DIRECTIONS FOR THIS TASK:
Write out all of the entries exactly as given.

━━ DATA SECTION

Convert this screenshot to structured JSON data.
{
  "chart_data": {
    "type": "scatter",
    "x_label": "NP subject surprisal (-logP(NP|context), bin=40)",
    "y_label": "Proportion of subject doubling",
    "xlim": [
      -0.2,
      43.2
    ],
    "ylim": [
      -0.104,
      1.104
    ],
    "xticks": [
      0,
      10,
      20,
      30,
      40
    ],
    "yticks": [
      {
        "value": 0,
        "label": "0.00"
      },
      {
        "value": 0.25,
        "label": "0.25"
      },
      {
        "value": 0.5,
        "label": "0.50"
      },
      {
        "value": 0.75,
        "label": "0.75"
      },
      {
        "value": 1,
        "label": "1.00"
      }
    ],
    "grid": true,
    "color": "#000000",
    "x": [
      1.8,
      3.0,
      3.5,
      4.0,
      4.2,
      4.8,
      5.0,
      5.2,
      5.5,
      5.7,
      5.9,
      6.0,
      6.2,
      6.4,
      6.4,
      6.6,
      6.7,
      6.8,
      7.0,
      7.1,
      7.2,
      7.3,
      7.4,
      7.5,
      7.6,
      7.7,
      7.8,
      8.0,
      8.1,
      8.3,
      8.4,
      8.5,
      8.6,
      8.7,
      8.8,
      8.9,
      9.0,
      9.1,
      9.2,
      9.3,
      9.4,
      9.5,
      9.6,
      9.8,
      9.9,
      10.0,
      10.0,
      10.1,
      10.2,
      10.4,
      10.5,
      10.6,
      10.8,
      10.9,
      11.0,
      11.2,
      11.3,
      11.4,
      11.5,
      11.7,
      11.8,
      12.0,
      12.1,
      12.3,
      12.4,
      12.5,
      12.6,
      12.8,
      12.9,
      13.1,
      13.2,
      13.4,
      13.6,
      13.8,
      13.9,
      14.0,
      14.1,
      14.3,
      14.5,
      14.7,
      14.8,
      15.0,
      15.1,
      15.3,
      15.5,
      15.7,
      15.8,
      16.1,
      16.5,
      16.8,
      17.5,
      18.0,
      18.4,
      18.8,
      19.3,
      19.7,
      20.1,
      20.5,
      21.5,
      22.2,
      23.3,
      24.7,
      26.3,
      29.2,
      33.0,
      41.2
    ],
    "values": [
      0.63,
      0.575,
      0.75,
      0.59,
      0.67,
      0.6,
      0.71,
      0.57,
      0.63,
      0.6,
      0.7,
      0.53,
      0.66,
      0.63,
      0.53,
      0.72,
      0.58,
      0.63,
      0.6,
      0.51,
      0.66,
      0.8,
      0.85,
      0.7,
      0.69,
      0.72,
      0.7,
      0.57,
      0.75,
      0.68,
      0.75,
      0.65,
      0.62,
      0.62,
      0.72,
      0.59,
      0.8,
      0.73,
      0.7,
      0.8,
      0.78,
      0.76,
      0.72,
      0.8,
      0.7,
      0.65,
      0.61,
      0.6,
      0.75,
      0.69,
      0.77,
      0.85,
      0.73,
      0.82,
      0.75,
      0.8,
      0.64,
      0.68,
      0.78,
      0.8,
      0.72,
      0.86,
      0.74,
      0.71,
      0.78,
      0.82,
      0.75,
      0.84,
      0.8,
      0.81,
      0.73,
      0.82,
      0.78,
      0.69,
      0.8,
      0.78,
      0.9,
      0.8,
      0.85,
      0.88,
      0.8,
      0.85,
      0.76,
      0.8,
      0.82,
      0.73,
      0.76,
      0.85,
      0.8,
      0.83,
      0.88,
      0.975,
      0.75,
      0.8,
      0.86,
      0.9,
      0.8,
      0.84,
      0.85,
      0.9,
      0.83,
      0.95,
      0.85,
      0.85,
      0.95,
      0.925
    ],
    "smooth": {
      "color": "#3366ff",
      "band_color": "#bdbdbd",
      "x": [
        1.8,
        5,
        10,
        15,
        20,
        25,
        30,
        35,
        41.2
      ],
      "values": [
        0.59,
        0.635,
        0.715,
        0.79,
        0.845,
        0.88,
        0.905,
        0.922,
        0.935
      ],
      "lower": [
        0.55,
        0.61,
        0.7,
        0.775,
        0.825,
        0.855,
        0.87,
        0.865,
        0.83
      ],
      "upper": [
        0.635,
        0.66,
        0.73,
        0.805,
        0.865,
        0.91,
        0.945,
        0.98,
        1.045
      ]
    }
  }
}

━━━━

SOLUTION FOR THIS EXERCISE:
Convert this screenshot to structured JSON data.
{
  "chart_data": {
    "type": "scatter",
    "x_label": "NP subject surprisal (-logP(NP|context), bin=40)",
    "y_label": "Proportion of subject doubling",
    "xlim": [
      -0.2,
      43.2
    ],
    "ylim": [
      -0.104,
      1.104
    ],
    "xticks": [
      0,
      10,
      20,
      30,
      40
    ],
    "yticks": [
      {
        "value": 0,
        "label": "0.00"
      },
      {
        "value": 0.25,
        "label": "0.25"
      },
      {
        "value": 0.5,
        "label": "0.50"
      },
      {
        "value": 0.75,
        "label": "0.75"
      },
      {
        "value": 1,
        "label": "1.00"
      }
    ],
    "grid": true,
    "color": "#000000",
    "x": [
      1.8,
      3.0,
      3.5,
      4.0,
      4.2,
      4.8,
      5.0,
      5.2,
      5.5,
      5.7,
      5.9,
      6.0,
      6.2,
      6.4,
      6.4,
      6.6,
      6.7,
      6.8,
      7.0,
      7.1,
      7.2,
      7.3,
      7.4,
      7.5,
      7.6,
      7.7,
      7.8,
      8.0,
      8.1,
      8.3,
      8.4,
      8.5,
      8.6,
      8.7,
      8.8,
      8.9,
      9.0,
      9.1,
      9.2,
      9.3,
      9.4,
      9.5,
      9.6,
      9.8,
      9.9,
      10.0,
      10.0,
      10.1,
      10.2,
      10.4,
      10.5,
      10.6,
      10.8,
      10.9,
      11.0,
      11.2,
      11.3,
      11.4,
      11.5,
      11.7,
      11.8,
      12.0,
      12.1,
      12.3,
      12.4,
      12.5,
      12.6,
      12.8,
      12.9,
      13.1,
      13.2,
      13.4,
      13.6,
      13.8,
      13.9,
      14.0,
      14.1,
      14.3,
      14.5,
      14.7,
      14.8,
      15.0,
      15.1,
      15.3,
      15.5,
      15.7,
      15.8,
      16.1,
      16.5,
      16.8,
      17.5,
      18.0,
      18.4,
      18.8,
      19.3,
      19.7,
      20.1,
      20.5,
      21.5,
      22.2,
      23.3,
      24.7,
      26.3,
      29.2,
      33.0,
      41.2
    ],
    "values": [
      0.63,
      0.575,
      0.75,
      0.59,
      0.67,
      0.6,
      0.71,
      0.57,
      0.63,
      0.6,
      0.7,
      0.53,
      0.66,
      0.63,
      0.53,
      0.72,
      0.58,
      0.63,
      0.6,
      0.51,
      0.66,
      0.8,
      0.85,
      0.7,
      0.69,
      0.72,
      0.7,
      0.57,
      0.75,
      0.68,
      0.75,
      0.65,
      0.62,
      0.62,
      0.72,
      0.59,
      0.8,
      0.73,
      0.7,
      0.8,
      0.78,
      0.76,
      0.72,
      0.8,
      0.7,
      0.65,
      0.61,
      0.6,
      0.75,
      0.69,
      0.77,
      0.85,
      0.73,
      0.82,
      0.75,
      0.8,
      0.64,
      0.68,
      0.78,
      0.8,
      0.72,
      0.86,
      0.74,
      0.71,
      0.78,
      0.82,
      0.75,
      0.84,
      0.8,
      0.81,
      0.73,
      0.82,
      0.78,
      0.69,
      0.8,
      0.78,
      0.9,
      0.8,
      0.85,
      0.88,
      0.8,
      0.85,
      0.76,
      0.8,
      0.82,
      0.73,
      0.76,
      0.85,
      0.8,
      0.83,
      0.88,
      0.975,
      0.75,
      0.8,
      0.86,
      0.9,
      0.8,
      0.84,
      0.85,
      0.9,
      0.83,
      0.95,
      0.85,
      0.85,
      0.95,
      0.925
    ],
    "smooth": {
      "color": "#3366ff",
      "band_color": "#bdbdbd",
      "x": [
        1.8,
        5,
        10,
        15,
        20,
        25,
        30,
        35,
        41.2
      ],
      "values": [
        0.59,
        0.635,
        0.715,
        0.79,
        0.845,
        0.88,
        0.905,
        0.922,
        0.935
      ],
      "lower": [
        0.55,
        0.61,
        0.7,
        0.775,
        0.825,
        0.855,
        0.87,
        0.865,
        0.83
      ],
      "upper": [
        0.635,
        0.66,
        0.73,
        0.805,
        0.865,
        0.91,
        0.945,
        0.98,
        1.045
      ]
    }
  }
}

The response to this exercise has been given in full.